Stored entries
****
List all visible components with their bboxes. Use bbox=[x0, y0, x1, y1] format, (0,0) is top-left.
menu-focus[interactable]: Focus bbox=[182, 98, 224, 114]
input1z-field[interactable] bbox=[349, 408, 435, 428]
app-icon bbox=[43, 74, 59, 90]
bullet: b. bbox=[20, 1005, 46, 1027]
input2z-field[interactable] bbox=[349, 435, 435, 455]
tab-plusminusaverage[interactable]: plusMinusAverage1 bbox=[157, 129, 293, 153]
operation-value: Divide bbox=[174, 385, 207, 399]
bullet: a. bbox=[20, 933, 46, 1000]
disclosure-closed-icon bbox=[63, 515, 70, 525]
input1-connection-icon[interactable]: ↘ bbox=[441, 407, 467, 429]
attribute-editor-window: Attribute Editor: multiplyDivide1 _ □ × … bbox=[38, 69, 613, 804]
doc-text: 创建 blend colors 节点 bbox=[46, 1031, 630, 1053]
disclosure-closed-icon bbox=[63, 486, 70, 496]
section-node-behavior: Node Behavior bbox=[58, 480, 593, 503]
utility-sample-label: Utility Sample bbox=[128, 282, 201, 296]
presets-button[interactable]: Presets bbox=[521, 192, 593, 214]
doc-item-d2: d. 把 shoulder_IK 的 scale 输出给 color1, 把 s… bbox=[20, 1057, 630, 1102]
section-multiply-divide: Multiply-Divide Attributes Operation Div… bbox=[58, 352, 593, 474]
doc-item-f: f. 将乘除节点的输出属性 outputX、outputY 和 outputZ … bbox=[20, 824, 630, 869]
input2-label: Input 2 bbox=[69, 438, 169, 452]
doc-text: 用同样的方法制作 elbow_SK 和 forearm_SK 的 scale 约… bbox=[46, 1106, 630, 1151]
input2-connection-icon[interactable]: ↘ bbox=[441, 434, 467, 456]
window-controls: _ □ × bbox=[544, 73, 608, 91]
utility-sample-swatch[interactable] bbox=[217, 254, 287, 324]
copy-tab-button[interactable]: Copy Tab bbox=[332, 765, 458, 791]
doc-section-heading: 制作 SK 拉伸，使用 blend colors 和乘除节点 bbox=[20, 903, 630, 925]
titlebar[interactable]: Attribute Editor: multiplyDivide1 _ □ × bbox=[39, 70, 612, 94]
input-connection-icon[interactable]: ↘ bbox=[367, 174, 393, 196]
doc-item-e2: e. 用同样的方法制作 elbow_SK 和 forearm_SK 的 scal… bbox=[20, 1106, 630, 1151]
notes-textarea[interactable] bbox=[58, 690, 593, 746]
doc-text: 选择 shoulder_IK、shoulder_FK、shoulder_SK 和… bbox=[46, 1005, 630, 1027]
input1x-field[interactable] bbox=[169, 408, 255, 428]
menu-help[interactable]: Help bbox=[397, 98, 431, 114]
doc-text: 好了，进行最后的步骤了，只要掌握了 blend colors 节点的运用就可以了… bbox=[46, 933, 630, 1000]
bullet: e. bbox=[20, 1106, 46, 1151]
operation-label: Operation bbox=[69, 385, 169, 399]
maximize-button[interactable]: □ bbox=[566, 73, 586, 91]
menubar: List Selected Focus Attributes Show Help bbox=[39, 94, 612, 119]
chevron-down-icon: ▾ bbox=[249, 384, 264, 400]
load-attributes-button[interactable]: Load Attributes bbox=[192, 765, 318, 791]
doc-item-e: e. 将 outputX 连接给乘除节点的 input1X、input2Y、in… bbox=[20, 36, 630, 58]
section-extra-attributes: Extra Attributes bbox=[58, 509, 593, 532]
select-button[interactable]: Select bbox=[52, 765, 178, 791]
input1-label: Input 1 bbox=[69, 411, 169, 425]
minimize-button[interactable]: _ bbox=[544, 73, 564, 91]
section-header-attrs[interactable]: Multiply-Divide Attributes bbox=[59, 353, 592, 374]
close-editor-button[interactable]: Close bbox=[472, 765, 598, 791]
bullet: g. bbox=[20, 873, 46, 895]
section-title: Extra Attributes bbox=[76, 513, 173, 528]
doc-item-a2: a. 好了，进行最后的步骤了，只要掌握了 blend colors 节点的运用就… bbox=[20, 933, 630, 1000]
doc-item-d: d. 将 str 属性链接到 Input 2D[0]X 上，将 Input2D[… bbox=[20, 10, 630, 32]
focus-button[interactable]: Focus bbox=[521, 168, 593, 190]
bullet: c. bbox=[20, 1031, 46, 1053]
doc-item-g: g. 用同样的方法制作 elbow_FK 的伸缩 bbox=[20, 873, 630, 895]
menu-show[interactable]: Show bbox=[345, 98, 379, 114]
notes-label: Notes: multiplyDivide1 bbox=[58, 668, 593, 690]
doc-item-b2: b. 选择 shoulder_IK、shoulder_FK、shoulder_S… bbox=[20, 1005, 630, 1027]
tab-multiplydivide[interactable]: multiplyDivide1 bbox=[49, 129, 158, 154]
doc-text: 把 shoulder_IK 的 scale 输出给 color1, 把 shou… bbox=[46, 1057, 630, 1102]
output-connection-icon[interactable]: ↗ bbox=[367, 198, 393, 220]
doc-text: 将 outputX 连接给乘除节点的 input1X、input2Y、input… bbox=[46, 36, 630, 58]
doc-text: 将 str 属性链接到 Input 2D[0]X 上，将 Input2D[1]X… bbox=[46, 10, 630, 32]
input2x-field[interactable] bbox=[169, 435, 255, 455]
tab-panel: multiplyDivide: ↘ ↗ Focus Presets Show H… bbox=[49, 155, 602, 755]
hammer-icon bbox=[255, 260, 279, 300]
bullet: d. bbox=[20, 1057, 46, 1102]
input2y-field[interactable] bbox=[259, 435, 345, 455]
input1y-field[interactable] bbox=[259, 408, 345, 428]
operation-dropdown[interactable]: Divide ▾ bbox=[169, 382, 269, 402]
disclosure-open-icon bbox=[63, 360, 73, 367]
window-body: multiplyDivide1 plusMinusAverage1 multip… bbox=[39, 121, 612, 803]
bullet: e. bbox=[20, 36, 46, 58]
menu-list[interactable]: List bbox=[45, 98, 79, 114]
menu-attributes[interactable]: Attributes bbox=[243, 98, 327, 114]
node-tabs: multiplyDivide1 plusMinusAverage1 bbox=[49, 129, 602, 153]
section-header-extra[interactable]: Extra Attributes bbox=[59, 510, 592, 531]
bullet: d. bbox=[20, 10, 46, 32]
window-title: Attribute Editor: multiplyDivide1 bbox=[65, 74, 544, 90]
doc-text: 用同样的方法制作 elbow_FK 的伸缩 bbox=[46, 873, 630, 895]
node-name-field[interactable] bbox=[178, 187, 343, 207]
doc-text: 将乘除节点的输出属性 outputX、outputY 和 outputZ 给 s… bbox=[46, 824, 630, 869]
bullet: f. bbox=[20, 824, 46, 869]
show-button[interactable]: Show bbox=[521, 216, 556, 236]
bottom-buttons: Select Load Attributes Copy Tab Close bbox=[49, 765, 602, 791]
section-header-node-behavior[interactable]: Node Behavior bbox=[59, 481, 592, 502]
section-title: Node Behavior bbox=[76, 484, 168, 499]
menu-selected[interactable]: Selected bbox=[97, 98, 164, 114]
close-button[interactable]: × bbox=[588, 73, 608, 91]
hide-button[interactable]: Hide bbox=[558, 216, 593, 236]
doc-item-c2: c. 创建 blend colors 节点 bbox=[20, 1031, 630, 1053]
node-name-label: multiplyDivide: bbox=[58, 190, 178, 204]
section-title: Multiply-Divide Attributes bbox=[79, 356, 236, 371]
****
Reproduce every line of the listing above without any changes.

List all visible components with their bboxes. Use bbox=[x0, y0, x1, y1] format, (0,0) is top-left.
menu-focus[interactable]: Focus bbox=[182, 98, 224, 114]
input1z-field[interactable] bbox=[349, 408, 435, 428]
app-icon bbox=[43, 74, 59, 90]
bullet: b. bbox=[20, 1005, 46, 1027]
input2z-field[interactable] bbox=[349, 435, 435, 455]
tab-plusminusaverage[interactable]: plusMinusAverage1 bbox=[157, 129, 293, 153]
operation-value: Divide bbox=[174, 385, 207, 399]
bullet: a. bbox=[20, 933, 46, 1000]
disclosure-closed-icon bbox=[63, 515, 70, 525]
input1-connection-icon[interactable]: ↘ bbox=[441, 407, 467, 429]
attribute-editor-window: Attribute Editor: multiplyDivide1 _ □ × … bbox=[38, 69, 613, 804]
doc-text: 创建 blend colors 节点 bbox=[46, 1031, 630, 1053]
disclosure-closed-icon bbox=[63, 486, 70, 496]
section-node-behavior: Node Behavior bbox=[58, 480, 593, 503]
utility-sample-label: Utility Sample bbox=[128, 282, 201, 296]
presets-button[interactable]: Presets bbox=[521, 192, 593, 214]
doc-item-d2: d. 把 shoulder_IK 的 scale 输出给 color1, 把 s… bbox=[20, 1057, 630, 1102]
section-multiply-divide: Multiply-Divide Attributes Operation Div… bbox=[58, 352, 593, 474]
doc-item-f: f. 将乘除节点的输出属性 outputX、outputY 和 outputZ … bbox=[20, 824, 630, 869]
input2-label: Input 2 bbox=[69, 438, 169, 452]
doc-text: 用同样的方法制作 elbow_SK 和 forearm_SK 的 scale 约… bbox=[46, 1106, 630, 1151]
input2-connection-icon[interactable]: ↘ bbox=[441, 434, 467, 456]
window-controls: _ □ × bbox=[544, 73, 608, 91]
utility-sample-swatch[interactable] bbox=[217, 254, 287, 324]
copy-tab-button[interactable]: Copy Tab bbox=[332, 765, 458, 791]
doc-section-heading: 制作 SK 拉伸，使用 blend colors 和乘除节点 bbox=[20, 903, 630, 925]
titlebar[interactable]: Attribute Editor: multiplyDivide1 _ □ × bbox=[39, 70, 612, 94]
input-connection-icon[interactable]: ↘ bbox=[367, 174, 393, 196]
doc-item-e2: e. 用同样的方法制作 elbow_SK 和 forearm_SK 的 scal… bbox=[20, 1106, 630, 1151]
notes-textarea[interactable] bbox=[58, 690, 593, 746]
doc-text: 选择 shoulder_IK、shoulder_FK、shoulder_SK 和… bbox=[46, 1005, 630, 1027]
input1x-field[interactable] bbox=[169, 408, 255, 428]
menu-help[interactable]: Help bbox=[397, 98, 431, 114]
doc-text: 好了，进行最后的步骤了，只要掌握了 blend colors 节点的运用就可以了… bbox=[46, 933, 630, 1000]
bullet: e. bbox=[20, 1106, 46, 1151]
operation-label: Operation bbox=[69, 385, 169, 399]
maximize-button[interactable]: □ bbox=[566, 73, 586, 91]
menubar: List Selected Focus Attributes Show Help bbox=[39, 94, 612, 119]
chevron-down-icon: ▾ bbox=[249, 384, 264, 400]
load-attributes-button[interactable]: Load Attributes bbox=[192, 765, 318, 791]
doc-item-e: e. 将 outputX 连接给乘除节点的 input1X、input2Y、in… bbox=[20, 36, 630, 58]
section-extra-attributes: Extra Attributes bbox=[58, 509, 593, 532]
select-button[interactable]: Select bbox=[52, 765, 178, 791]
input1-label: Input 1 bbox=[69, 411, 169, 425]
minimize-button[interactable]: _ bbox=[544, 73, 564, 91]
section-header-attrs[interactable]: Multiply-Divide Attributes bbox=[59, 353, 592, 374]
close-editor-button[interactable]: Close bbox=[472, 765, 598, 791]
bullet: g. bbox=[20, 873, 46, 895]
section-title: Extra Attributes bbox=[76, 513, 173, 528]
doc-item-a2: a. 好了，进行最后的步骤了，只要掌握了 blend colors 节点的运用就… bbox=[20, 933, 630, 1000]
doc-item-d: d. 将 str 属性链接到 Input 2D[0]X 上，将 Input2D[… bbox=[20, 10, 630, 32]
focus-button[interactable]: Focus bbox=[521, 168, 593, 190]
bullet: c. bbox=[20, 1031, 46, 1053]
doc-item-g: g. 用同样的方法制作 elbow_FK 的伸缩 bbox=[20, 873, 630, 895]
menu-show[interactable]: Show bbox=[345, 98, 379, 114]
notes-label: Notes: multiplyDivide1 bbox=[58, 668, 593, 690]
doc-item-b2: b. 选择 shoulder_IK、shoulder_FK、shoulder_S… bbox=[20, 1005, 630, 1027]
tab-multiplydivide[interactable]: multiplyDivide1 bbox=[49, 129, 158, 154]
doc-text: 把 shoulder_IK 的 scale 输出给 color1, 把 shou… bbox=[46, 1057, 630, 1102]
output-connection-icon[interactable]: ↗ bbox=[367, 198, 393, 220]
doc-text: 将 outputX 连接给乘除节点的 input1X、input2Y、input… bbox=[46, 36, 630, 58]
doc-text: 将 str 属性链接到 Input 2D[0]X 上，将 Input2D[1]X… bbox=[46, 10, 630, 32]
input2x-field[interactable] bbox=[169, 435, 255, 455]
tab-panel: multiplyDivide: ↘ ↗ Focus Presets Show H… bbox=[49, 155, 602, 755]
hammer-icon bbox=[255, 260, 279, 300]
bullet: d. bbox=[20, 1057, 46, 1102]
input2y-field[interactable] bbox=[259, 435, 345, 455]
input1y-field[interactable] bbox=[259, 408, 345, 428]
operation-dropdown[interactable]: Divide ▾ bbox=[169, 382, 269, 402]
disclosure-open-icon bbox=[63, 360, 73, 367]
window-body: multiplyDivide1 plusMinusAverage1 multip… bbox=[39, 121, 612, 803]
bullet: e. bbox=[20, 36, 46, 58]
menu-list[interactable]: List bbox=[45, 98, 79, 114]
menu-attributes[interactable]: Attributes bbox=[243, 98, 327, 114]
node-tabs: multiplyDivide1 plusMinusAverage1 bbox=[49, 129, 602, 153]
section-header-extra[interactable]: Extra Attributes bbox=[59, 510, 592, 531]
bullet: d. bbox=[20, 10, 46, 32]
window-title: Attribute Editor: multiplyDivide1 bbox=[65, 74, 544, 90]
doc-text: 用同样的方法制作 elbow_FK 的伸缩 bbox=[46, 873, 630, 895]
node-name-field[interactable] bbox=[178, 187, 343, 207]
doc-text: 将乘除节点的输出属性 outputX、outputY 和 outputZ 给 s… bbox=[46, 824, 630, 869]
bullet: f. bbox=[20, 824, 46, 869]
show-button[interactable]: Show bbox=[521, 216, 556, 236]
bottom-buttons: Select Load Attributes Copy Tab Close bbox=[49, 765, 602, 791]
section-header-node-behavior[interactable]: Node Behavior bbox=[59, 481, 592, 502]
section-title: Node Behavior bbox=[76, 484, 168, 499]
menu-selected[interactable]: Selected bbox=[97, 98, 164, 114]
close-button[interactable]: × bbox=[588, 73, 608, 91]
hide-button[interactable]: Hide bbox=[558, 216, 593, 236]
doc-item-c2: c. 创建 blend colors 节点 bbox=[20, 1031, 630, 1053]
node-name-label: multiplyDivide: bbox=[58, 190, 178, 204]
section-title: Multiply-Divide Attributes bbox=[79, 356, 236, 371]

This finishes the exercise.